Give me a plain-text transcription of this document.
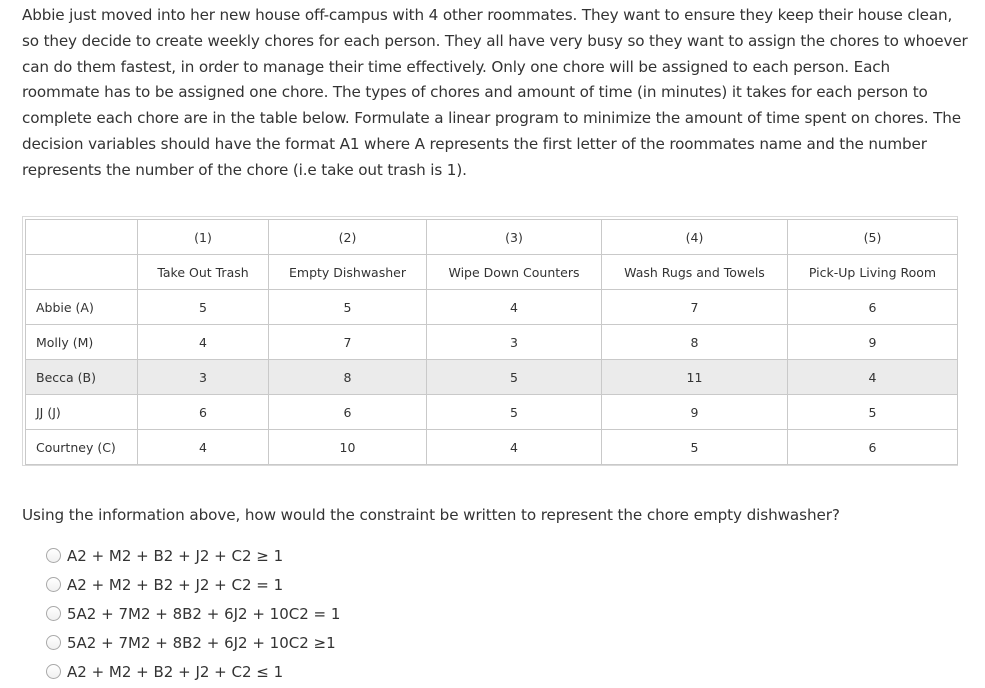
Abbie just moved into her new house off-campus with 4 other roommates. They want to ensure they keep their house clean,
so they decide to create weekly chores for each person. They all have very busy so they want to assign the chores to whoever
can do them fastest, in order to manage their time effectively. Only one chore will be assigned to each person. Each
roommate has to be assigned one chore. The types of chores and amount of time (in minutes) it takes for each person to
complete each chore are in the table below. Formulate a linear program to minimize the amount of time spent on chores. The
decision variables should have the format A1 where A represents the first letter of the roommates name and the number
represents the number of the chore (i.e take out trash is 1).

	(1)	(2)	(3)	(4)	(5)
	Take Out Trash	Empty Dishwasher	Wipe Down Counters	Wash Rugs and Towels	Pick-Up Living Room
Abbie (A)	5	5	4	7	6
Molly (M)	4	7	3	8	9
Becca (B)	3	8	5	11	4
JJ (J)	6	6	5	9	5
Courtney (C)	4	10	4	5	6

Using the information above, how would the constraint be written to represent the chore empty dishwasher?

A2 + M2 + B2 + J2 + C2 ≥ 1
A2 + M2 + B2 + J2 + C2 = 1
5A2 + 7M2 + 8B2 + 6J2 + 10C2 = 1
5A2 + 7M2 + 8B2 + 6J2 + 10C2 ≥1
A2 + M2 + B2 + J2 + C2 ≤ 1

Aim -
Search the entries for the string "assigned" and collect each line that has it.

The response -
can do them fastest, in order to manage their time effectively. Only one chore will be assigned to each person. Each
roommate has to be assigned one chore. The types of chores and amount of time (in minutes) it takes for each person to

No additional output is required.